WHAT IS NEEDED:
Write out every record below exactly as it appears.

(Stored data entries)
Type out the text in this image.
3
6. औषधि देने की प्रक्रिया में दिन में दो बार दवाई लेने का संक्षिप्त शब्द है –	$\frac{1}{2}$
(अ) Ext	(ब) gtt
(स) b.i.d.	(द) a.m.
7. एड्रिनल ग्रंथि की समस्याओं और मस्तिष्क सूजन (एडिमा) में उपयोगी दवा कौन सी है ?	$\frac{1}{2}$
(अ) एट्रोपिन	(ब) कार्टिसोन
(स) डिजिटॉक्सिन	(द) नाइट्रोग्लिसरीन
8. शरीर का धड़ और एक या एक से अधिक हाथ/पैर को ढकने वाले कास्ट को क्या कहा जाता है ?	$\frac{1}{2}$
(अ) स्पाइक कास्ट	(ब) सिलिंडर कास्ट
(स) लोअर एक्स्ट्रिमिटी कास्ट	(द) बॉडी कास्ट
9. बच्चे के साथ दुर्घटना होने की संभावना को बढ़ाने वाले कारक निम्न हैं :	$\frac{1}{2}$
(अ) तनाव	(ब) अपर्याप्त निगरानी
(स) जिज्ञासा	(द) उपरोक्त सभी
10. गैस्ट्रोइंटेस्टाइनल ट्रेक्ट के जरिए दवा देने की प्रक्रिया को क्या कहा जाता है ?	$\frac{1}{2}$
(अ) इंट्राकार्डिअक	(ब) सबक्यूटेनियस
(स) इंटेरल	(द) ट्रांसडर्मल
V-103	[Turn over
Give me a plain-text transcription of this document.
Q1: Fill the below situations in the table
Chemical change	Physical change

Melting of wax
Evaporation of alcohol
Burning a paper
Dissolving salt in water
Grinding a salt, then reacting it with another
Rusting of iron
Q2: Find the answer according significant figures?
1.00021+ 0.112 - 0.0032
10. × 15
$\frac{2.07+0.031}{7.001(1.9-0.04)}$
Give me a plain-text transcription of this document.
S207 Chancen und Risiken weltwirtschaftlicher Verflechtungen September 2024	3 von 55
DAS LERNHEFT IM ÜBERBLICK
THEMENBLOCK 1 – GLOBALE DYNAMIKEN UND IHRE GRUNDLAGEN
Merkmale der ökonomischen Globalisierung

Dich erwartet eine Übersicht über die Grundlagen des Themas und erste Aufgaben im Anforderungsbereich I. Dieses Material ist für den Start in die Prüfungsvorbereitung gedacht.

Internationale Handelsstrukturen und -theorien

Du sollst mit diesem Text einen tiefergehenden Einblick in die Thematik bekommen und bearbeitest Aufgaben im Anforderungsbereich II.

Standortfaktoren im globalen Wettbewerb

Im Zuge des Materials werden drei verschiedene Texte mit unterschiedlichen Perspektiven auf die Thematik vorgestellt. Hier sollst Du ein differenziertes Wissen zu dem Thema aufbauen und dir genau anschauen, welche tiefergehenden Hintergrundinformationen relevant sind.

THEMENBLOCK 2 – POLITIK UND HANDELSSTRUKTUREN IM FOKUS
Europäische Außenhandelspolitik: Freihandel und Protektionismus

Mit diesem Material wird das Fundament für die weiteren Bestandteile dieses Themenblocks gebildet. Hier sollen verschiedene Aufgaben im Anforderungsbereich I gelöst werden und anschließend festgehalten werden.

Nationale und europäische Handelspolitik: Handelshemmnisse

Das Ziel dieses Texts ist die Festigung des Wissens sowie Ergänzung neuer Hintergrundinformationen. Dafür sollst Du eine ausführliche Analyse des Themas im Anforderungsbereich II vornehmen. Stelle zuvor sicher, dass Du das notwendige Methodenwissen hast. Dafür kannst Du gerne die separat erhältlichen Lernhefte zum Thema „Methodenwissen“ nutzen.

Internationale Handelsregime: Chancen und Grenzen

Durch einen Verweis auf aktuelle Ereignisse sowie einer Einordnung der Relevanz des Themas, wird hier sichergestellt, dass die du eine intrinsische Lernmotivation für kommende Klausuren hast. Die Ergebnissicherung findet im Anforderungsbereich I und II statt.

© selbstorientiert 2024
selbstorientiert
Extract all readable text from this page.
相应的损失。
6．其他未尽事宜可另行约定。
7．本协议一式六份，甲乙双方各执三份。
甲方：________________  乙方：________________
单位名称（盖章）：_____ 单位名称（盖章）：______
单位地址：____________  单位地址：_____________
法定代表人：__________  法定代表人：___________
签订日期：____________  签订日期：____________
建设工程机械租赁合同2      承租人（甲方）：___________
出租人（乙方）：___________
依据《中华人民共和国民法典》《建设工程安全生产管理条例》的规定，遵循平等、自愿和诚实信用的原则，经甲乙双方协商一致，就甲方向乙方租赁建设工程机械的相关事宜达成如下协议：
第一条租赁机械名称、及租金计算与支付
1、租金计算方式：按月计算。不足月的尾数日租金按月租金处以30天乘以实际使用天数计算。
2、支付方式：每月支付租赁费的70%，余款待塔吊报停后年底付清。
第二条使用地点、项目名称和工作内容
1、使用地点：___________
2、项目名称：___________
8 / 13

TASK ANSWER:
Type out the text in this image.
3
6. औषधि देने की प्रक्रिया में दिन में दो बार दवाई लेने का संक्षिप्त शब्द है –	$\frac{1}{2}$
(अ) Ext	(ब) gtt
(स) b.i.d.	(द) a.m.
7. एड्रिनल ग्रंथि की समस्याओं और मस्तिष्क सूजन (एडिमा) में उपयोगी दवा कौन सी है ?	$\frac{1}{2}$
(अ) एट्रोपिन	(ब) कार्टिसोन
(स) डिजिटॉक्सिन	(द) नाइट्रोग्लिसरीन
8. शरीर का धड़ और एक या एक से अधिक हाथ/पैर को ढकने वाले कास्ट को क्या कहा जाता है ?	$\frac{1}{2}$
(अ) स्पाइक कास्ट	(ब) सिलिंडर कास्ट
(स) लोअर एक्स्ट्रिमिटी कास्ट	(द) बॉडी कास्ट
9. बच्चे के साथ दुर्घटना होने की संभावना को बढ़ाने वाले कारक निम्न हैं :	$\frac{1}{2}$
(अ) तनाव	(ब) अपर्याप्त निगरानी
(स) जिज्ञासा	(द) उपरोक्त सभी
10. गैस्ट्रोइंटेस्टाइनल ट्रेक्ट के जरिए दवा देने की प्रक्रिया को क्या कहा जाता है ?	$\frac{1}{2}$
(अ) इंट्राकार्डिअक	(ब) सबक्यूटेनियस
(स) इंटेरल	(द) ट्रांसडर्मल
V-103	[Turn over
Give me a plain-text transcription of this document.
Q1: Fill the below situations in the table
Chemical change	Physical change

Melting of wax
Evaporation of alcohol
Burning a paper
Dissolving salt in water
Grinding a salt, then reacting it with another
Rusting of iron
Q2: Find the answer according significant figures?
1.00021+ 0.112 - 0.0032
10. × 15
$\frac{2.07+0.031}{7.001(1.9-0.04)}$
Give me a plain-text transcription of this document.
S207 Chancen und Risiken weltwirtschaftlicher Verflechtungen September 2024	3 von 55
DAS LERNHEFT IM ÜBERBLICK
THEMENBLOCK 1 – GLOBALE DYNAMIKEN UND IHRE GRUNDLAGEN
Merkmale der ökonomischen Globalisierung

Dich erwartet eine Übersicht über die Grundlagen des Themas und erste Aufgaben im Anforderungsbereich I. Dieses Material ist für den Start in die Prüfungsvorbereitung gedacht.

Internationale Handelsstrukturen und -theorien

Du sollst mit diesem Text einen tiefergehenden Einblick in die Thematik bekommen und bearbeitest Aufgaben im Anforderungsbereich II.

Standortfaktoren im globalen Wettbewerb

Im Zuge des Materials werden drei verschiedene Texte mit unterschiedlichen Perspektiven auf die Thematik vorgestellt. Hier sollst Du ein differenziertes Wissen zu dem Thema aufbauen und dir genau anschauen, welche tiefergehenden Hintergrundinformationen relevant sind.

THEMENBLOCK 2 – POLITIK UND HANDELSSTRUKTUREN IM FOKUS
Europäische Außenhandelspolitik: Freihandel und Protektionismus

Mit diesem Material wird das Fundament für die weiteren Bestandteile dieses Themenblocks gebildet. Hier sollen verschiedene Aufgaben im Anforderungsbereich I gelöst werden und anschließend festgehalten werden.

Nationale und europäische Handelspolitik: Handelshemmnisse

Das Ziel dieses Texts ist die Festigung des Wissens sowie Ergänzung neuer Hintergrundinformationen. Dafür sollst Du eine ausführliche Analyse des Themas im Anforderungsbereich II vornehmen. Stelle zuvor sicher, dass Du das notwendige Methodenwissen hast. Dafür kannst Du gerne die separat erhältlichen Lernhefte zum Thema „Methodenwissen“ nutzen.

Internationale Handelsregime: Chancen und Grenzen

Durch einen Verweis auf aktuelle Ereignisse sowie einer Einordnung der Relevanz des Themas, wird hier sichergestellt, dass die du eine intrinsische Lernmotivation für kommende Klausuren hast. Die Ergebnissicherung findet im Anforderungsbereich I und II statt.

© selbstorientiert 2024
selbstorientiert
Extract all readable text from this page.
相应的损失。
6．其他未尽事宜可另行约定。
7．本协议一式六份，甲乙双方各执三份。
甲方：________________  乙方：________________
单位名称（盖章）：_____ 单位名称（盖章）：______
单位地址：____________  单位地址：_____________
法定代表人：__________  法定代表人：___________
签订日期：____________  签订日期：____________
建设工程机械租赁合同2      承租人（甲方）：___________
出租人（乙方）：___________
依据《中华人民共和国民法典》《建设工程安全生产管理条例》的规定，遵循平等、自愿和诚实信用的原则，经甲乙双方协商一致，就甲方向乙方租赁建设工程机械的相关事宜达成如下协议：
第一条租赁机械名称、及租金计算与支付
1、租金计算方式：按月计算。不足月的尾数日租金按月租金处以30天乘以实际使用天数计算。
2、支付方式：每月支付租赁费的70%，余款待塔吊报停后年底付清。
第二条使用地点、项目名称和工作内容
1、使用地点：___________
2、项目名称：___________
8 / 13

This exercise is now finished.